[start Extracted data]

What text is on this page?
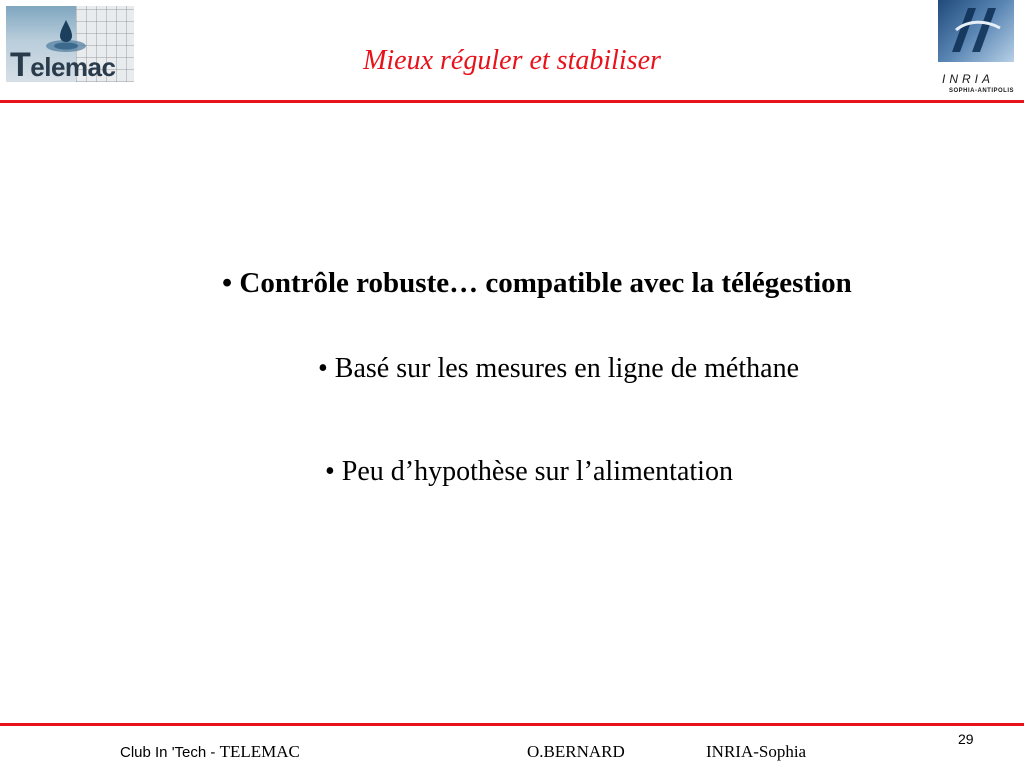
Telemac	Mieux réguler et stabiliser
INRIA
SOPHIA-ANTIPOLIS
• Contrôle robuste… compatible avec la télégestion
• Basé sur les mesures en ligne de méthane
• Peu d’hypothèse sur l’alimentation
Club In 'Tech - TELEMAC	O.BERNARD	INRIA-Sophia
29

[end Extracted data]

Reproduce every line from the entries that holds the word "INRIA".

#### Written answer
INRIA
Club In 'Tech - TELEMAC	O.BERNARD	INRIA-Sophia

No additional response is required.